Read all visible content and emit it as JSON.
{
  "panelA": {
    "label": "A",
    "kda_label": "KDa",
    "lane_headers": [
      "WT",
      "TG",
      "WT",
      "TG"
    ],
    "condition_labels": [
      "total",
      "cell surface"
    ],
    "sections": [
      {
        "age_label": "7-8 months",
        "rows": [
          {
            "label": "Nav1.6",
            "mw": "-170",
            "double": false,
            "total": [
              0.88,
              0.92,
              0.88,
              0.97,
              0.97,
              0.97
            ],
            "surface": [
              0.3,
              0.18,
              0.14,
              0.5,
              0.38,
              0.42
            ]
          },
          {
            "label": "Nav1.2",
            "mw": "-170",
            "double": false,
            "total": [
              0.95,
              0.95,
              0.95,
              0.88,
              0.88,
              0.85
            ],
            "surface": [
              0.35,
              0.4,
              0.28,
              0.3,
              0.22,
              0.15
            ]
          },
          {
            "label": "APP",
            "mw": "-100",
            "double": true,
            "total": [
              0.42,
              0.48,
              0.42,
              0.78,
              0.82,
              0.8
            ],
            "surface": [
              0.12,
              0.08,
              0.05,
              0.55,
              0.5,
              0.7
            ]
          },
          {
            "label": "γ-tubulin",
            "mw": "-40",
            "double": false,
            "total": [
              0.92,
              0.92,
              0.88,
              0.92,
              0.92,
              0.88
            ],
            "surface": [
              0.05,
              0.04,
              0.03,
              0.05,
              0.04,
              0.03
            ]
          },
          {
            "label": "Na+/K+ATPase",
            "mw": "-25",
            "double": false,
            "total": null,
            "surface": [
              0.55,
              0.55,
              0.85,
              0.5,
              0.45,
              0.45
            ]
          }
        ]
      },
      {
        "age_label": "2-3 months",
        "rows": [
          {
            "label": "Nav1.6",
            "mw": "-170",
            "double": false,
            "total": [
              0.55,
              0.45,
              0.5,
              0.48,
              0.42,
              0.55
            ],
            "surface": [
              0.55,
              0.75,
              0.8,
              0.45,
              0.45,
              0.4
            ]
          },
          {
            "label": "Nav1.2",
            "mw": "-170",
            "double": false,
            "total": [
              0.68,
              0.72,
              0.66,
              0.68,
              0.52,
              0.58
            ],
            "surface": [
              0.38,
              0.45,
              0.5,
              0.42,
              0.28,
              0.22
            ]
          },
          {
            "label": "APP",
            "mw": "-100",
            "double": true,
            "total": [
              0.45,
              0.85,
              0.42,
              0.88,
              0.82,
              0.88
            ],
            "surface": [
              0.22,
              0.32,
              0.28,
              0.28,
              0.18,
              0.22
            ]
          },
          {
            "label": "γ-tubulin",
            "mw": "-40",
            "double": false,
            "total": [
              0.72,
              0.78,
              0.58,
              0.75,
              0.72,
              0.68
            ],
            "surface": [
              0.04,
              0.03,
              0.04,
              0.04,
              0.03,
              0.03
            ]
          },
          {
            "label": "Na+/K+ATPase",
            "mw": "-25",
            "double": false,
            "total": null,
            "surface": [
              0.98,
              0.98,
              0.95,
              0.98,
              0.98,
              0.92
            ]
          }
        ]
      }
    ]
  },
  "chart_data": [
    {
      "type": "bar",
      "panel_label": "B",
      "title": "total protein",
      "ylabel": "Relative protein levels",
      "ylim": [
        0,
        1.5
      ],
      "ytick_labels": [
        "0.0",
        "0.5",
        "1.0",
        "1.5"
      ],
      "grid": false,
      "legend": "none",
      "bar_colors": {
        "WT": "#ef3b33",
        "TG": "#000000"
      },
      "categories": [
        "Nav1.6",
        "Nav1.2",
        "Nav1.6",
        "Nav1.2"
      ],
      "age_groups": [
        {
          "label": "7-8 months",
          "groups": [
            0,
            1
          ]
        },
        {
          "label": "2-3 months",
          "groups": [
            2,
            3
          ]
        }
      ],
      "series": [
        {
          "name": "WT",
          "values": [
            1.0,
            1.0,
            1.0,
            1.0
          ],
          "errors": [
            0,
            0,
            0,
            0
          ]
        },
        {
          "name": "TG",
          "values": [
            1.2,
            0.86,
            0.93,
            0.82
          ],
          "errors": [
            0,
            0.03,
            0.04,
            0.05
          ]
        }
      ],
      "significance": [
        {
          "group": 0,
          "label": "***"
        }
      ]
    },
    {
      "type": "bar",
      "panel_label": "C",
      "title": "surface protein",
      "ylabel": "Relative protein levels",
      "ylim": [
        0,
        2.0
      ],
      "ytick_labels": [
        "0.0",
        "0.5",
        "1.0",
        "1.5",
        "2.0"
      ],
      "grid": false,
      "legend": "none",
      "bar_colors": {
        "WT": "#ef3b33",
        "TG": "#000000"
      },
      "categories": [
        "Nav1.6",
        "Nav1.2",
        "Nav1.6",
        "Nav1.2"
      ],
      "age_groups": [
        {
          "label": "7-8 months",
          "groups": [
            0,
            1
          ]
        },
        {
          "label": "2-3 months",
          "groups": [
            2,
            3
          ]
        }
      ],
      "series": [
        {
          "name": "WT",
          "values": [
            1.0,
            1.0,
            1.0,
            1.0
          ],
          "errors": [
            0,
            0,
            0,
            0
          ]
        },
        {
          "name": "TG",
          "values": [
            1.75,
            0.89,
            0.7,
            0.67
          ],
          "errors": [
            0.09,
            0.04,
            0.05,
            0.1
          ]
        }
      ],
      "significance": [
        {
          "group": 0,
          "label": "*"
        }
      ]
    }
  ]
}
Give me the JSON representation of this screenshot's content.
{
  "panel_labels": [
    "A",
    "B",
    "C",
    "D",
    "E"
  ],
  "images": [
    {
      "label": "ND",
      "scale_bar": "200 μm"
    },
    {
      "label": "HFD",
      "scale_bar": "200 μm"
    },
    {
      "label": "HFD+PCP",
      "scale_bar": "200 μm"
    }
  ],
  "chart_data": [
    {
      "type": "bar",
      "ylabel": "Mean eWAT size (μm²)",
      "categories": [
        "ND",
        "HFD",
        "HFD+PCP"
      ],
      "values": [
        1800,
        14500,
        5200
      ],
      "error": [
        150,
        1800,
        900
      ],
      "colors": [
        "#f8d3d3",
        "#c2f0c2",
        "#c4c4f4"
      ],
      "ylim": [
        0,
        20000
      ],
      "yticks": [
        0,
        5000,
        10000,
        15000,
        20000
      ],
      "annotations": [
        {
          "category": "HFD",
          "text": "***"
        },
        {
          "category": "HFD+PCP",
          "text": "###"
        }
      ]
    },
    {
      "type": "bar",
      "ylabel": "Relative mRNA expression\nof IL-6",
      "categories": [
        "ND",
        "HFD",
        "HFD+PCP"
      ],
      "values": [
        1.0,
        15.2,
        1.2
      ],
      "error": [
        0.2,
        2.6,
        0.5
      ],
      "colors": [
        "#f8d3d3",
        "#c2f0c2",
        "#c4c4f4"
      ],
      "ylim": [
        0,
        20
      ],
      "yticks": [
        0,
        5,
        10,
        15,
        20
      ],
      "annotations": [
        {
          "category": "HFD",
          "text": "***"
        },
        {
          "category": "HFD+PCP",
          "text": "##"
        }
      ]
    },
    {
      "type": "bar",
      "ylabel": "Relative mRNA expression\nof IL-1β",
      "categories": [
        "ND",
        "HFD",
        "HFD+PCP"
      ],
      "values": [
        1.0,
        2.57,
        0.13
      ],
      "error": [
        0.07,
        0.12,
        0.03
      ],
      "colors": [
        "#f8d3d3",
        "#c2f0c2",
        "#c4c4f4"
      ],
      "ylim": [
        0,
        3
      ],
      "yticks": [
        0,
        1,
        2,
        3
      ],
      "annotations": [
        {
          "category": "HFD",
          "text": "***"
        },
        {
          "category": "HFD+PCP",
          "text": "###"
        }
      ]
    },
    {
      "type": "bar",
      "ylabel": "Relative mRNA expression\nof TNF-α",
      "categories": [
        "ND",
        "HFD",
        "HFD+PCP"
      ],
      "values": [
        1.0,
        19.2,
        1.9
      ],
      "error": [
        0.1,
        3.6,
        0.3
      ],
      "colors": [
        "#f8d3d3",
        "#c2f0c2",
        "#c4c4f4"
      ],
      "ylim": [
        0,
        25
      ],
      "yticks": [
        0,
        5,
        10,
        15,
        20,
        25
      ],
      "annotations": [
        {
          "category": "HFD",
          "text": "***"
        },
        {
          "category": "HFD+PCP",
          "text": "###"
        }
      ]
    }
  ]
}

□ □ □ □ □

■ EXERCISE AIM
For the string "expression", filter the data and copy out each line where it occurs.

■ ANSWER BOX
      "ylabel": "Relative mRNA expression\nof IL-6",
      "ylabel": "Relative mRNA expression\nof IL-1β",
      "ylabel": "Relative mRNA expression\nof TNF-α",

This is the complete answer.